Figure record extracts:
_ _ _ _

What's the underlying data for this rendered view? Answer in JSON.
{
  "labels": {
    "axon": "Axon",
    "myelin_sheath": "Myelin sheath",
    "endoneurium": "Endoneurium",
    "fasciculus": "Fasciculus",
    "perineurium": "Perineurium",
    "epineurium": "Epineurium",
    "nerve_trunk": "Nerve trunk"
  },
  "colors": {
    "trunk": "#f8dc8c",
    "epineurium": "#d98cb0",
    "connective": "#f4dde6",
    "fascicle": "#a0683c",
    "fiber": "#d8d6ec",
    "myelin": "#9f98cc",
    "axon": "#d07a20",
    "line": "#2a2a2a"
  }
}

_ _ _ _

What the task asks → Transcribe every entry exactly, omitting nothing.

Reply to the task →
What's the underlying data for this rendered view? Answer in JSON.
{
  "labels": {
    "axon": "Axon",
    "myelin_sheath": "Myelin sheath",
    "endoneurium": "Endoneurium",
    "fasciculus": "Fasciculus",
    "perineurium": "Perineurium",
    "epineurium": "Epineurium",
    "nerve_trunk": "Nerve trunk"
  },
  "colors": {
    "trunk": "#f8dc8c",
    "epineurium": "#d98cb0",
    "connective": "#f4dde6",
    "fascicle": "#a0683c",
    "fiber": "#d8d6ec",
    "myelin": "#9f98cc",
    "axon": "#d07a20",
    "line": "#2a2a2a"
  }
}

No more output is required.